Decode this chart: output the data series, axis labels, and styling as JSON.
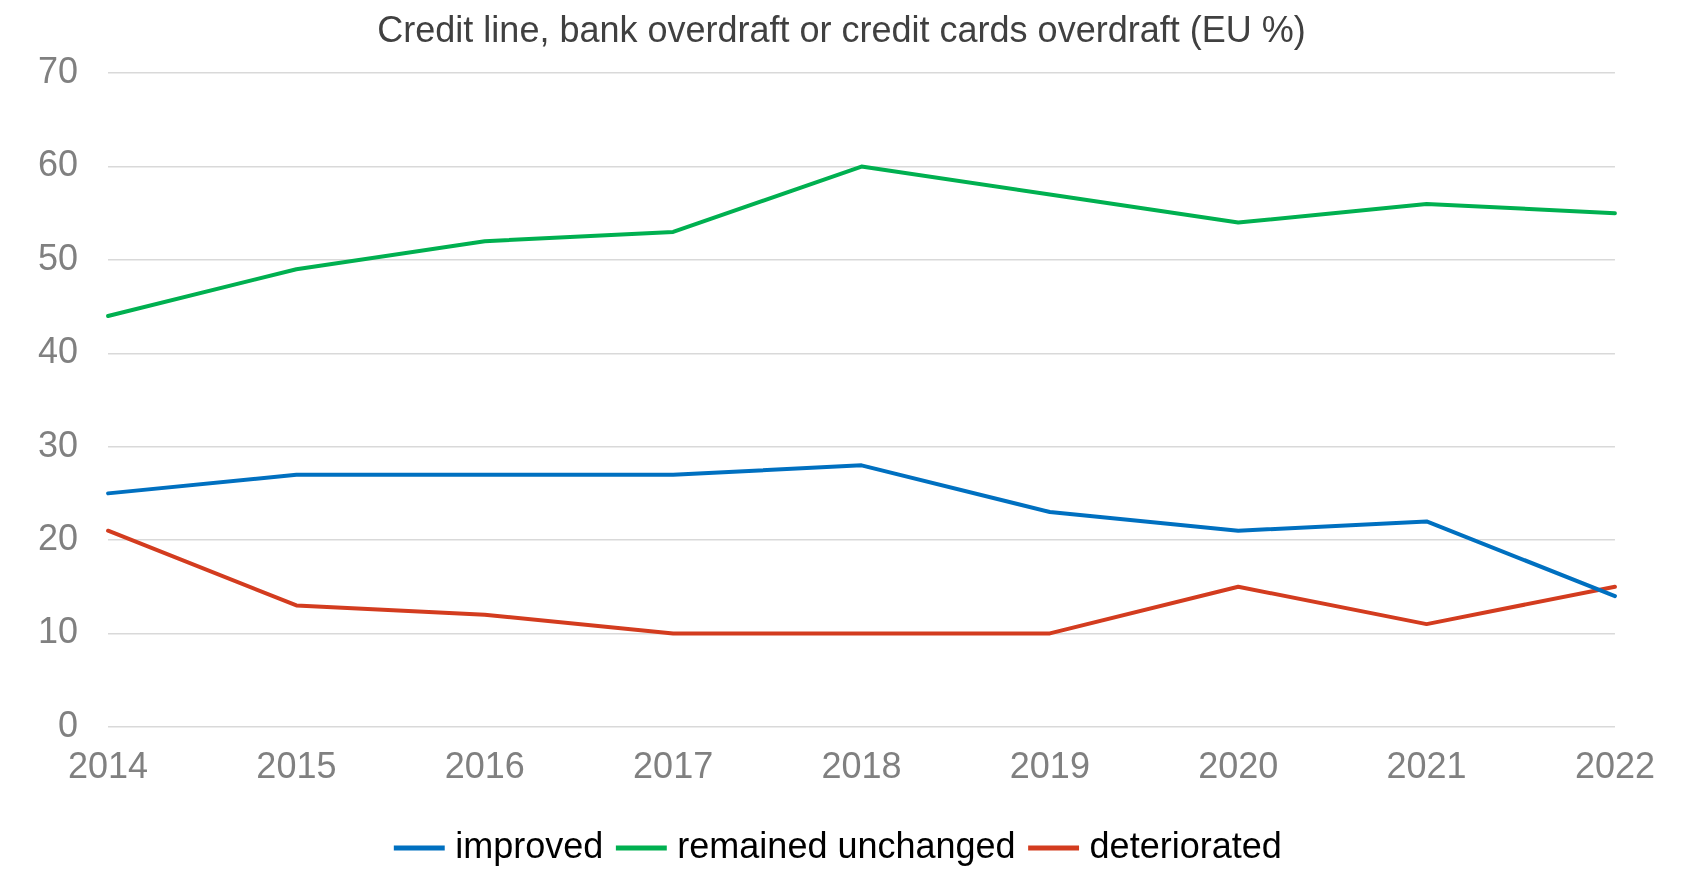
{
  "chart_data": {
    "type": "line",
    "title": "Credit line, bank overdraft or credit cards overdraft (EU %)",
    "categories": [
      "2014",
      "2015",
      "2016",
      "2017",
      "2018",
      "2019",
      "2020",
      "2021",
      "2022"
    ],
    "series": [
      {
        "name": "improved",
        "color": "#0070c0",
        "values": [
          25,
          27,
          27,
          27,
          28,
          23,
          21,
          22,
          14
        ]
      },
      {
        "name": "remained unchanged",
        "color": "#00b050",
        "values": [
          44,
          49,
          52,
          53,
          60,
          57,
          54,
          56,
          55
        ]
      },
      {
        "name": "deteriorated",
        "color": "#d33c1f",
        "values": [
          21,
          13,
          12,
          10,
          10,
          10,
          15,
          11,
          15
        ]
      }
    ],
    "ylim": [
      0,
      70
    ],
    "yticks": [
      0,
      10,
      20,
      30,
      40,
      50,
      60,
      70
    ],
    "grid": "y",
    "legend": "bottom",
    "marker": "none",
    "line_style": "solid"
  }
}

__Task to complete__. Copy all of the entries verbatim, leaving out any pictures they contain.

__Solution__.
Decode this chart: output the data series, axis labels, and styling as JSON.
{
  "chart_data": {
    "type": "line",
    "title": "Credit line, bank overdraft or credit cards overdraft (EU %)",
    "categories": [
      "2014",
      "2015",
      "2016",
      "2017",
      "2018",
      "2019",
      "2020",
      "2021",
      "2022"
    ],
    "series": [
      {
        "name": "improved",
        "color": "#0070c0",
        "values": [
          25,
          27,
          27,
          27,
          28,
          23,
          21,
          22,
          14
        ]
      },
      {
        "name": "remained unchanged",
        "color": "#00b050",
        "values": [
          44,
          49,
          52,
          53,
          60,
          57,
          54,
          56,
          55
        ]
      },
      {
        "name": "deteriorated",
        "color": "#d33c1f",
        "values": [
          21,
          13,
          12,
          10,
          10,
          10,
          15,
          11,
          15
        ]
      }
    ],
    "ylim": [
      0,
      70
    ],
    "yticks": [
      0,
      10,
      20,
      30,
      40,
      50,
      60,
      70
    ],
    "grid": "y",
    "legend": "bottom",
    "marker": "none",
    "line_style": "solid"
  }
}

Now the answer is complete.